___ Material for this task ___
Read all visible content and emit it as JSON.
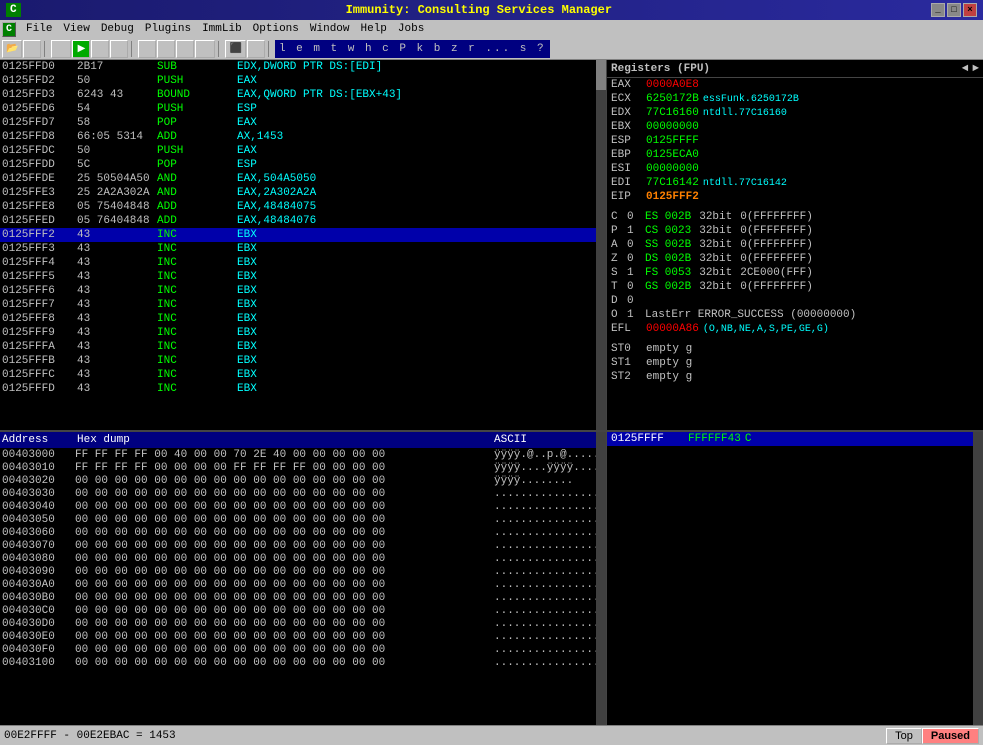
{
  "titlebar": {
    "left": "C",
    "title": "Immunity: Consulting Services Manager",
    "controls": [
      "_",
      "□",
      "×"
    ]
  },
  "menubar": {
    "items": [
      "File",
      "View",
      "Debug",
      "Plugins",
      "ImmLib",
      "Options",
      "Window",
      "Help",
      "Jobs"
    ]
  },
  "toolbar": {
    "cmd_letters": "l e m t w h c P k b z r ... s ?"
  },
  "disasm": {
    "rows": [
      {
        "addr": "0125FFD0",
        "bytes": "2B17",
        "mnem": "SUB",
        "ops": "EDX,DWORD PTR DS:[EDI]",
        "selected": false
      },
      {
        "addr": "0125FFD2",
        "bytes": "50",
        "mnem": "PUSH",
        "ops": "EAX",
        "selected": false
      },
      {
        "addr": "0125FFD3",
        "bytes": "6243 43",
        "mnem": "BOUND",
        "ops": "EAX,QWORD PTR DS:[EBX+43]",
        "selected": false
      },
      {
        "addr": "0125FFD6",
        "bytes": "54",
        "mnem": "PUSH",
        "ops": "ESP",
        "selected": false
      },
      {
        "addr": "0125FFD7",
        "bytes": "58",
        "mnem": "POP",
        "ops": "EAX",
        "selected": false
      },
      {
        "addr": "0125FFD8",
        "bytes": "66:05 5314",
        "mnem": "ADD",
        "ops": "AX,1453",
        "selected": false
      },
      {
        "addr": "0125FFDC",
        "bytes": "50",
        "mnem": "PUSH",
        "ops": "EAX",
        "selected": false
      },
      {
        "addr": "0125FFDD",
        "bytes": "5C",
        "mnem": "POP",
        "ops": "ESP",
        "selected": false
      },
      {
        "addr": "0125FFDE",
        "bytes": "25 50504A50",
        "mnem": "AND",
        "ops": "EAX,504A5050",
        "selected": false
      },
      {
        "addr": "0125FFE3",
        "bytes": "25 2A2A302A",
        "mnem": "AND",
        "ops": "EAX,2A302A2A",
        "selected": false
      },
      {
        "addr": "0125FFE8",
        "bytes": "05 75404848",
        "mnem": "ADD",
        "ops": "EAX,48484075",
        "selected": false
      },
      {
        "addr": "0125FFED",
        "bytes": "05 76404848",
        "mnem": "ADD",
        "ops": "EAX,48484076",
        "selected": false
      },
      {
        "addr": "0125FFF2",
        "bytes": "43",
        "mnem": "INC",
        "ops": "EBX",
        "selected": true
      },
      {
        "addr": "0125FFF3",
        "bytes": "43",
        "mnem": "INC",
        "ops": "EBX",
        "selected": false
      },
      {
        "addr": "0125FFF4",
        "bytes": "43",
        "mnem": "INC",
        "ops": "EBX",
        "selected": false
      },
      {
        "addr": "0125FFF5",
        "bytes": "43",
        "mnem": "INC",
        "ops": "EBX",
        "selected": false
      },
      {
        "addr": "0125FFF6",
        "bytes": "43",
        "mnem": "INC",
        "ops": "EBX",
        "selected": false
      },
      {
        "addr": "0125FFF7",
        "bytes": "43",
        "mnem": "INC",
        "ops": "EBX",
        "selected": false
      },
      {
        "addr": "0125FFF8",
        "bytes": "43",
        "mnem": "INC",
        "ops": "EBX",
        "selected": false
      },
      {
        "addr": "0125FFF9",
        "bytes": "43",
        "mnem": "INC",
        "ops": "EBX",
        "selected": false
      },
      {
        "addr": "0125FFFA",
        "bytes": "43",
        "mnem": "INC",
        "ops": "EBX",
        "selected": false
      },
      {
        "addr": "0125FFFB",
        "bytes": "43",
        "mnem": "INC",
        "ops": "EBX",
        "selected": false
      },
      {
        "addr": "0125FFFC",
        "bytes": "43",
        "mnem": "INC",
        "ops": "EBX",
        "selected": false
      },
      {
        "addr": "0125FFFD",
        "bytes": "43",
        "mnem": "INC",
        "ops": "EBX",
        "selected": false
      }
    ]
  },
  "registers": {
    "title": "Registers (FPU)",
    "gpr": [
      {
        "name": "EAX",
        "value": "0000A0E8",
        "comment": "",
        "highlight": true
      },
      {
        "name": "ECX",
        "value": "6250172B",
        "comment": "essFunk.6250172B"
      },
      {
        "name": "EDX",
        "value": "77C16160",
        "comment": "ntdll.77C16160"
      },
      {
        "name": "EBX",
        "value": "00000000",
        "comment": ""
      },
      {
        "name": "ESP",
        "value": "0125FFFF",
        "comment": ""
      },
      {
        "name": "EBP",
        "value": "0125ECA0",
        "comment": ""
      },
      {
        "name": "ESI",
        "value": "00000000",
        "comment": ""
      },
      {
        "name": "EDI",
        "value": "77C16142",
        "comment": "ntdll.77C16142"
      }
    ],
    "eip": {
      "name": "EIP",
      "value": "0125FFF2"
    },
    "flags": [
      {
        "flag": "C",
        "val": "0",
        "seg": "ES",
        "segnum": "002B",
        "bits": "32bit",
        "mask": "0(FFFFFFFF)"
      },
      {
        "flag": "P",
        "val": "1",
        "seg": "CS",
        "segnum": "0023",
        "bits": "32bit",
        "mask": "0(FFFFFFFF)"
      },
      {
        "flag": "A",
        "val": "0",
        "seg": "SS",
        "segnum": "002B",
        "bits": "32bit",
        "mask": "0(FFFFFFFF)"
      },
      {
        "flag": "Z",
        "val": "0",
        "seg": "DS",
        "segnum": "002B",
        "bits": "32bit",
        "mask": "0(FFFFFFFF)"
      },
      {
        "flag": "S",
        "val": "1",
        "seg": "FS",
        "segnum": "0053",
        "bits": "32bit",
        "mask": "2CE000(FFF)"
      },
      {
        "flag": "T",
        "val": "0",
        "seg": "GS",
        "segnum": "002B",
        "bits": "32bit",
        "mask": "0(FFFFFFFF)"
      },
      {
        "flag": "D",
        "val": "0",
        "seg": "",
        "segnum": "",
        "bits": "",
        "mask": ""
      },
      {
        "flag": "O",
        "val": "1",
        "seg": "",
        "segnum": "",
        "bits": "LastErr",
        "mask": "ERROR_SUCCESS (00000000)"
      }
    ],
    "efl": {
      "value": "00000A86",
      "comment": "(O,NB,NE,A,S,PE,GE,G)"
    },
    "st": [
      {
        "name": "ST0",
        "value": "empty g"
      },
      {
        "name": "ST1",
        "value": "empty g"
      },
      {
        "name": "ST2",
        "value": "empty g"
      }
    ]
  },
  "hex": {
    "header": {
      "address": "Address",
      "hex": "Hex dump",
      "ascii": "ASCII"
    },
    "rows": [
      {
        "addr": "00403000",
        "bytes": "FF FF FF FF  00 40 00 00  70 2E 40 00  00 00 00 00",
        "ascii": "ÿÿÿÿ.@..p.@....."
      },
      {
        "addr": "00403010",
        "bytes": "FF FF FF FF  00 00 00 00  FF FF FF FF  00 00 00 00",
        "ascii": "ÿÿÿÿ....ÿÿÿÿ...."
      },
      {
        "addr": "00403020",
        "bytes": "00 00 00 00  00 00 00 00  00 00 00 00  00 00 00 00",
        "ascii": "ÿÿÿÿ........"
      },
      {
        "addr": "00403030",
        "bytes": "00 00 00 00  00 00 00 00  00 00 00 00  00 00 00 00",
        "ascii": "................"
      },
      {
        "addr": "00403040",
        "bytes": "00 00 00 00  00 00 00 00  00 00 00 00  00 00 00 00",
        "ascii": "................"
      },
      {
        "addr": "00403050",
        "bytes": "00 00 00 00  00 00 00 00  00 00 00 00  00 00 00 00",
        "ascii": "................"
      },
      {
        "addr": "00403060",
        "bytes": "00 00 00 00  00 00 00 00  00 00 00 00  00 00 00 00",
        "ascii": "................"
      },
      {
        "addr": "00403070",
        "bytes": "00 00 00 00  00 00 00 00  00 00 00 00  00 00 00 00",
        "ascii": "................"
      },
      {
        "addr": "00403080",
        "bytes": "00 00 00 00  00 00 00 00  00 00 00 00  00 00 00 00",
        "ascii": "................"
      },
      {
        "addr": "00403090",
        "bytes": "00 00 00 00  00 00 00 00  00 00 00 00  00 00 00 00",
        "ascii": "................"
      },
      {
        "addr": "004030A0",
        "bytes": "00 00 00 00  00 00 00 00  00 00 00 00  00 00 00 00",
        "ascii": "................"
      },
      {
        "addr": "004030B0",
        "bytes": "00 00 00 00  00 00 00 00  00 00 00 00  00 00 00 00",
        "ascii": "................"
      },
      {
        "addr": "004030C0",
        "bytes": "00 00 00 00  00 00 00 00  00 00 00 00  00 00 00 00",
        "ascii": "................"
      },
      {
        "addr": "004030D0",
        "bytes": "00 00 00 00  00 00 00 00  00 00 00 00  00 00 00 00",
        "ascii": "................"
      },
      {
        "addr": "004030E0",
        "bytes": "00 00 00 00  00 00 00 00  00 00 00 00  00 00 00 00",
        "ascii": "................"
      },
      {
        "addr": "004030F0",
        "bytes": "00 00 00 00  00 00 00 00  00 00 00 00  00 00 00 00",
        "ascii": "................"
      },
      {
        "addr": "00403100",
        "bytes": "00 00 00 00  00 00 00 00  00 00 00 00  00 00 00 00",
        "ascii": "................"
      }
    ]
  },
  "reg_dump": {
    "rows": [
      {
        "addr": "0125FFFF",
        "val": "FFFFFF43",
        "ascii": "C",
        "selected": true
      }
    ]
  },
  "statusbar": {
    "left": "00E2FFFF - 00E2EBAC = 1453",
    "top_btn": "Top",
    "paused_btn": "Paused"
  }
}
___
Task details: Say how many lines include the word "ÿÿÿÿ"; reply with the number alone.

Written reply: 3